Collection entries:

□ □ □ □ □

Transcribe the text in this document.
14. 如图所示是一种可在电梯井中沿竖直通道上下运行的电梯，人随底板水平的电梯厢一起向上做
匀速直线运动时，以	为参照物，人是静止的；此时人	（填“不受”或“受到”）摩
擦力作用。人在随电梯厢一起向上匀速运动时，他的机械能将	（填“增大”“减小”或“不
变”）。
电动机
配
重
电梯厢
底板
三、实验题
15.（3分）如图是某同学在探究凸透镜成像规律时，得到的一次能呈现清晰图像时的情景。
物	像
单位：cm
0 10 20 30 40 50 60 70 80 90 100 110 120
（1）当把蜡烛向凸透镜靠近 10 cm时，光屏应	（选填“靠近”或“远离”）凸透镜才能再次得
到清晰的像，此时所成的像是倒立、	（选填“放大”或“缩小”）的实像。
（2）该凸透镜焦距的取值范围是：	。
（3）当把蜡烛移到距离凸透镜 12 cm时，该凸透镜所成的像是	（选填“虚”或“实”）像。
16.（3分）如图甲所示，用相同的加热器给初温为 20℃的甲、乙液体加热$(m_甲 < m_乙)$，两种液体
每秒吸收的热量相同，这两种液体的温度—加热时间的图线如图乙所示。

□ □ □ □ □

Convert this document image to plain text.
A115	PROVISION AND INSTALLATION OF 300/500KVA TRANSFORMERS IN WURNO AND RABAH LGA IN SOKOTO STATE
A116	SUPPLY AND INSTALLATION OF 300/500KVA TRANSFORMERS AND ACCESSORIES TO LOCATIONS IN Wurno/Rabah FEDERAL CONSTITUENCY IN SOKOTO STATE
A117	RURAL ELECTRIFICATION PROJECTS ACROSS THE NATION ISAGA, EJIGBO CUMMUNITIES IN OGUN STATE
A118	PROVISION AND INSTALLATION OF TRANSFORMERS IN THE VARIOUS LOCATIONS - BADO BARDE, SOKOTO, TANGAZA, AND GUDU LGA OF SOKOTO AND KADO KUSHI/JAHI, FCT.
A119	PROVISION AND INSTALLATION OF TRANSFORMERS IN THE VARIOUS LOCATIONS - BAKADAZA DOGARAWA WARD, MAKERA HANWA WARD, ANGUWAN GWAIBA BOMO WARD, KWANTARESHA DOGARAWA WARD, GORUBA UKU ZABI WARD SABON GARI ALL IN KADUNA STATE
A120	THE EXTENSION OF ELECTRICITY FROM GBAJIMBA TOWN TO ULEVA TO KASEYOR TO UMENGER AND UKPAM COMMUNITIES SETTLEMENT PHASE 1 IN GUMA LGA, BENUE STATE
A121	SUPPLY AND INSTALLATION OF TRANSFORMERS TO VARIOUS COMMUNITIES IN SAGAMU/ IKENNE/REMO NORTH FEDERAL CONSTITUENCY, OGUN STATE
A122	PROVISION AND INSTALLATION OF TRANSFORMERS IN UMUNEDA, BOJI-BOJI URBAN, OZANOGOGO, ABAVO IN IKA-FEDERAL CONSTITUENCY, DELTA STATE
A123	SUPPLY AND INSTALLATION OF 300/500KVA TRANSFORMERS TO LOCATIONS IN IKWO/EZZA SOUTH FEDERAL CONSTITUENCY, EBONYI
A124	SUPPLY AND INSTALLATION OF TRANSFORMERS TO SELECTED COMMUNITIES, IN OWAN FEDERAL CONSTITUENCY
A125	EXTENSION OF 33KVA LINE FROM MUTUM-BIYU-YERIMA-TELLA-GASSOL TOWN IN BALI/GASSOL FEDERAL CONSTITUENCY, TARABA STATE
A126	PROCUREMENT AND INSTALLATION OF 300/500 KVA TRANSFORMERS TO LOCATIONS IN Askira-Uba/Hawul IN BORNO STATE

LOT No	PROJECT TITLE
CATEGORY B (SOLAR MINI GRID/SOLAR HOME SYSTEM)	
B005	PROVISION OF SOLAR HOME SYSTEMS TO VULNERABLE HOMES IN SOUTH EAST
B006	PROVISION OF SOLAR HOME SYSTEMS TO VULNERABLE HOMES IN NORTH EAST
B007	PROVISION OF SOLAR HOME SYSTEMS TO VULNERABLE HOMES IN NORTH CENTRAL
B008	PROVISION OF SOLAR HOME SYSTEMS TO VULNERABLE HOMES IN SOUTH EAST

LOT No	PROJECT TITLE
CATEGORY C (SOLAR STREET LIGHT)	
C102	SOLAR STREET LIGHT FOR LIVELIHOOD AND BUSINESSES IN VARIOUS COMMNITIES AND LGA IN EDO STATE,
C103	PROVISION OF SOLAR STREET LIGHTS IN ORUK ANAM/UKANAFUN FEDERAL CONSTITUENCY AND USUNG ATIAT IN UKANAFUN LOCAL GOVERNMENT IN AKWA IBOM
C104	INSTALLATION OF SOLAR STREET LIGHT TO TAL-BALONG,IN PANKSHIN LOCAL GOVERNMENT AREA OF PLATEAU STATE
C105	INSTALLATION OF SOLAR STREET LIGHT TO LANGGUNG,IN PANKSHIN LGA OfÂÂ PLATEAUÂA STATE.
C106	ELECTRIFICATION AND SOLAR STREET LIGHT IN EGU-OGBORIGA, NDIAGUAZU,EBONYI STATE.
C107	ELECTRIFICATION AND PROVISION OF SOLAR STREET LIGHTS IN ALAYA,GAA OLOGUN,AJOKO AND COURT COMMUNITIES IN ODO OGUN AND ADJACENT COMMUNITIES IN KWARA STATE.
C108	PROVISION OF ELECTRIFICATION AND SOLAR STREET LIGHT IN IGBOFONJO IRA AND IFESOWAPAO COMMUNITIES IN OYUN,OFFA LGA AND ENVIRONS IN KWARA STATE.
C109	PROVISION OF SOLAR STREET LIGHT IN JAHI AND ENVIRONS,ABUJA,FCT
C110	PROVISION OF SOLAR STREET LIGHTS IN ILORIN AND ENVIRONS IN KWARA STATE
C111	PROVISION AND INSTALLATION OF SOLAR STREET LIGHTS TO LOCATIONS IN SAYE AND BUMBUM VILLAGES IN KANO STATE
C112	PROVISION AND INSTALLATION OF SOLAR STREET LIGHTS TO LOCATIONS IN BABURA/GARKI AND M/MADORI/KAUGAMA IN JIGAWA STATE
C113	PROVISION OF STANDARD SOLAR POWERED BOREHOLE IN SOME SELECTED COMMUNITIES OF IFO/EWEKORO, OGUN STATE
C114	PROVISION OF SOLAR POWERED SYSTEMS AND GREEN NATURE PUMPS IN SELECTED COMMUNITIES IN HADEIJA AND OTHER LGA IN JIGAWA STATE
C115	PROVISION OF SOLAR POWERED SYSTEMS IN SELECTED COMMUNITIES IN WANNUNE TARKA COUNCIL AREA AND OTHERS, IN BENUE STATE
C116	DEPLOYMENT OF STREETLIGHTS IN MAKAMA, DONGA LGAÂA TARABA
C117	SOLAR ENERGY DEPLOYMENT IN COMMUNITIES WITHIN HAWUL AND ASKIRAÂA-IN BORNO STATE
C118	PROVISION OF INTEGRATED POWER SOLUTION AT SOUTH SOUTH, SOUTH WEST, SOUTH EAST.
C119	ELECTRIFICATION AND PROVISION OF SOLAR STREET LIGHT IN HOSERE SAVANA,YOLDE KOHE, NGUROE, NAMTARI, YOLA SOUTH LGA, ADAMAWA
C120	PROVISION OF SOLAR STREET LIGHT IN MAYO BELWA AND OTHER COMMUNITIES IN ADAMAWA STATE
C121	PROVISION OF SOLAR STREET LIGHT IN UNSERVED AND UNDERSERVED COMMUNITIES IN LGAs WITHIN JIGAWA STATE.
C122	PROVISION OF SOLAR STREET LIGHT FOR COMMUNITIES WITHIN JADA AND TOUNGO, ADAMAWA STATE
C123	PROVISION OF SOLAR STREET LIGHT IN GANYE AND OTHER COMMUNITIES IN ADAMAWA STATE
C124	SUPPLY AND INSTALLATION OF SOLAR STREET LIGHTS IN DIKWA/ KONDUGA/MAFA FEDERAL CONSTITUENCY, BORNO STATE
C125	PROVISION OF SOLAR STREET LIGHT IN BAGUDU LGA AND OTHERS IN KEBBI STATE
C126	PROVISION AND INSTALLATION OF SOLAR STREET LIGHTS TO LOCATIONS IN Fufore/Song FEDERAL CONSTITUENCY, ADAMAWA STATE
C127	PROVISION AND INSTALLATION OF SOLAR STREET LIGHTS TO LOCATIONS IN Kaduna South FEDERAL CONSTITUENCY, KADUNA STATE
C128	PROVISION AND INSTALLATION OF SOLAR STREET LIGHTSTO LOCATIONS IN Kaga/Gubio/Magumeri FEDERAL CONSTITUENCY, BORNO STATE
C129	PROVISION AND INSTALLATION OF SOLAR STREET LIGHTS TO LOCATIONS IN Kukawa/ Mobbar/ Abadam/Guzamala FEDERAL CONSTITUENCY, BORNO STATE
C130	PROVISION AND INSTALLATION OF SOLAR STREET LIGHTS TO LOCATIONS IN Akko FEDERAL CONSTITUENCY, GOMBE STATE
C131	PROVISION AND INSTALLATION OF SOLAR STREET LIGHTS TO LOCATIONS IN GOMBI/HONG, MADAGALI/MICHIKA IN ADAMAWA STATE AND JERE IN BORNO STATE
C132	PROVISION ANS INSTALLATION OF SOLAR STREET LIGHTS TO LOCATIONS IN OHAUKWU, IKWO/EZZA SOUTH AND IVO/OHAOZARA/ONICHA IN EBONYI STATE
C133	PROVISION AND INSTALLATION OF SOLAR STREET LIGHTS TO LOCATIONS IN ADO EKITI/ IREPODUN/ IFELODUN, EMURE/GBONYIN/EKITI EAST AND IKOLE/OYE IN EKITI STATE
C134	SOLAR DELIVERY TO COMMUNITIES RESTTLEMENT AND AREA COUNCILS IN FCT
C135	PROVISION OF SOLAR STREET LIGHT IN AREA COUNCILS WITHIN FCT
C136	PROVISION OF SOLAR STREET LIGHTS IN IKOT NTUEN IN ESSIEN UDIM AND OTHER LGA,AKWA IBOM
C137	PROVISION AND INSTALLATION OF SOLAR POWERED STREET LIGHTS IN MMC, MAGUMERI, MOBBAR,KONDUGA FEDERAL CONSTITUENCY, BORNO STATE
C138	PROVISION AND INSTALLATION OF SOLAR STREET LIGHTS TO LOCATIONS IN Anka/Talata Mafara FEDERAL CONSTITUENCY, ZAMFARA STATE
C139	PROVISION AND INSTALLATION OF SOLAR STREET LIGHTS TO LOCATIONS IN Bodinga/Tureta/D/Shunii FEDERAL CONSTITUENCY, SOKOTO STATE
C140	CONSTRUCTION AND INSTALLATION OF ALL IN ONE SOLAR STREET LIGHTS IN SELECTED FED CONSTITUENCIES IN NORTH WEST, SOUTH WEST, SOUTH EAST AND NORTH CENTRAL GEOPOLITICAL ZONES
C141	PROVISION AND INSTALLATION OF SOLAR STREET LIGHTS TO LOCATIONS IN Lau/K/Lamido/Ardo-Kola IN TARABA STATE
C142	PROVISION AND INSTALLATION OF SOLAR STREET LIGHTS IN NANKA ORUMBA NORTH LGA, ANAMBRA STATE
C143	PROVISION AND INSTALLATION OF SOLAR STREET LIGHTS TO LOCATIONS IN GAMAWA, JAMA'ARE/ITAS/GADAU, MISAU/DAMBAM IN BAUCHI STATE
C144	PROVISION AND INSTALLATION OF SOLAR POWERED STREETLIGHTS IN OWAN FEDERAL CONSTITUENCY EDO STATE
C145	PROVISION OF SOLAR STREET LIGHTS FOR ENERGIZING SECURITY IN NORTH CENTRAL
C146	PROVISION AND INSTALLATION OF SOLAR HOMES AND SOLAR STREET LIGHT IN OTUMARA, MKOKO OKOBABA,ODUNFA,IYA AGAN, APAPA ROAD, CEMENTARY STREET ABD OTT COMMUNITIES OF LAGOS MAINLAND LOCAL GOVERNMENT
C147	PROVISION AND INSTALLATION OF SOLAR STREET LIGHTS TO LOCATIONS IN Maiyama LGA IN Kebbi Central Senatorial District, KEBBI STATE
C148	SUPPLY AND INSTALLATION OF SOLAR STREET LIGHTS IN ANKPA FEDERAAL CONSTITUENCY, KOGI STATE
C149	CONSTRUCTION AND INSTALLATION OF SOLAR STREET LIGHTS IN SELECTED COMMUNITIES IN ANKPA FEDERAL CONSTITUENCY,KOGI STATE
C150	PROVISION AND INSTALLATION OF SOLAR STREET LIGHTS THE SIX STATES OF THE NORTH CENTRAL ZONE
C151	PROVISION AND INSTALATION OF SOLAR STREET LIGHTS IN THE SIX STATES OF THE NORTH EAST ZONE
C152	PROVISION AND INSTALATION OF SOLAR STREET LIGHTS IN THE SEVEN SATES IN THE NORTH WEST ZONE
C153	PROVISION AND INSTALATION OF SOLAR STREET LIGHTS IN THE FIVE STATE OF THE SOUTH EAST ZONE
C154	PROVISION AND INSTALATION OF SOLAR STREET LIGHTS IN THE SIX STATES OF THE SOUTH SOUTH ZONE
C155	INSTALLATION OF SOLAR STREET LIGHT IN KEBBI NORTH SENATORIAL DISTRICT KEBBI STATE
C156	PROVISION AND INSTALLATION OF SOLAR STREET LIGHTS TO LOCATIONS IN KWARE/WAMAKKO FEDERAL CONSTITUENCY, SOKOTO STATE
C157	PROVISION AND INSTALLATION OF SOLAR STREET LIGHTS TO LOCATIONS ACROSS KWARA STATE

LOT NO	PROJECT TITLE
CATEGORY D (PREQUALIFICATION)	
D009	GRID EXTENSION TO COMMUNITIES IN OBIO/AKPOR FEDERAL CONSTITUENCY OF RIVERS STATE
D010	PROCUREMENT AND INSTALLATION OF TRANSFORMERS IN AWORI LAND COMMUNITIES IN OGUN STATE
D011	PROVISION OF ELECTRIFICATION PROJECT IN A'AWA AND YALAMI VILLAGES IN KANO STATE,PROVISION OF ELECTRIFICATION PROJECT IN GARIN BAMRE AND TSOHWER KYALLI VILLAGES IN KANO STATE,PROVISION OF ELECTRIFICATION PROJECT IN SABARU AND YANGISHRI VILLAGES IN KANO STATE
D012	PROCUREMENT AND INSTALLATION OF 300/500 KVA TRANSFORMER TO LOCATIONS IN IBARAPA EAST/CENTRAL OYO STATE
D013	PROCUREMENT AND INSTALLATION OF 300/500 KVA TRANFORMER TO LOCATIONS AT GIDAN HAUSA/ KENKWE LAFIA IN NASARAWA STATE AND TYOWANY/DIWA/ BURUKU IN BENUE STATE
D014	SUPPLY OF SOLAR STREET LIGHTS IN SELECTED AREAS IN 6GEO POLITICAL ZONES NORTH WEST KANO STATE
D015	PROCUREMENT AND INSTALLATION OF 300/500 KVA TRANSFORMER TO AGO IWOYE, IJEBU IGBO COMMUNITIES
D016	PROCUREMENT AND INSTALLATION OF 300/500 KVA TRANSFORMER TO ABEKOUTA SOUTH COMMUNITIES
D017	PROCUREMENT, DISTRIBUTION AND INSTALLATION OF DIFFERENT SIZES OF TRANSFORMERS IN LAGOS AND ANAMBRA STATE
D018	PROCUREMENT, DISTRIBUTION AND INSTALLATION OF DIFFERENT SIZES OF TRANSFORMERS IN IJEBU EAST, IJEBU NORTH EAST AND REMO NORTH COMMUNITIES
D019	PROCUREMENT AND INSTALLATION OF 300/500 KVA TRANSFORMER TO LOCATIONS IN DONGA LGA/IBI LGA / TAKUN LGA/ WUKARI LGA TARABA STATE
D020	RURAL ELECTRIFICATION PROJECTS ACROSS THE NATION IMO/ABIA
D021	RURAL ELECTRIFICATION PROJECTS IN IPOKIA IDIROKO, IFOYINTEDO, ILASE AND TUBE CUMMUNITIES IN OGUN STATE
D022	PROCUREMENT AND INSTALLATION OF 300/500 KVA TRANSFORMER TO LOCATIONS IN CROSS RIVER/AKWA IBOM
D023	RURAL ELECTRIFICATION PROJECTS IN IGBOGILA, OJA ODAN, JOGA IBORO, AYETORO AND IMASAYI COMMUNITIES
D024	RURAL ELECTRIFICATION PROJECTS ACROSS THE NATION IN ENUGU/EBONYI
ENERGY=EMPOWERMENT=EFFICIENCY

□ □ □ □ □

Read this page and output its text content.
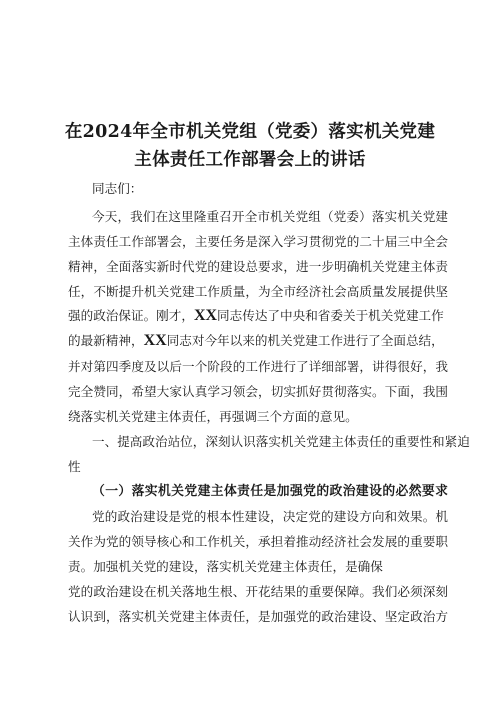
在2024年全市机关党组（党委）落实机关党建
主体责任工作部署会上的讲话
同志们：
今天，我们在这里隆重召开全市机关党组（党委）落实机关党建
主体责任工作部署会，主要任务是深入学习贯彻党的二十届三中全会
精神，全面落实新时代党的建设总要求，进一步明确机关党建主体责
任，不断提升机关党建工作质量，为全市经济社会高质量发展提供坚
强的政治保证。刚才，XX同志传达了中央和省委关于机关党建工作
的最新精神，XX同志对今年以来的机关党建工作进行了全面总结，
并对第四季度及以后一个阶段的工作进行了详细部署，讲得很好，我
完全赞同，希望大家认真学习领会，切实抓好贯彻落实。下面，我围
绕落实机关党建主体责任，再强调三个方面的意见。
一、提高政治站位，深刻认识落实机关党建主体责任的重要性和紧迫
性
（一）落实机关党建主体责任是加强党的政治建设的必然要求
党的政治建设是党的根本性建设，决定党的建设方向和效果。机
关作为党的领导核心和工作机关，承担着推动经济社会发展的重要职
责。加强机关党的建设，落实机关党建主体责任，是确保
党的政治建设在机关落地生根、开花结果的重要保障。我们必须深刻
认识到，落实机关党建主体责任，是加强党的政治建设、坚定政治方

□ □ □ □ □

= Work instructions =
Return the lines of the records that include the string "VILLAGES".

= Result below =
C111	PROVISION AND INSTALLATION OF SOLAR STREET LIGHTS TO LOCATIONS IN SAYE AND BUMBUM VILLAGES IN KANO STATE
D011	PROVISION OF ELECTRIFICATION PROJECT IN A'AWA AND YALAMI VILLAGES IN KANO STATE,PROVISION OF ELECTRIFICATION PROJECT IN GARIN BAMRE AND TSOHWER KYALLI VILLAGES IN KANO STATE,PROVISION OF ELECTRIFICATION PROJECT IN SABARU AND YANGISHRI VILLAGES IN KANO STATE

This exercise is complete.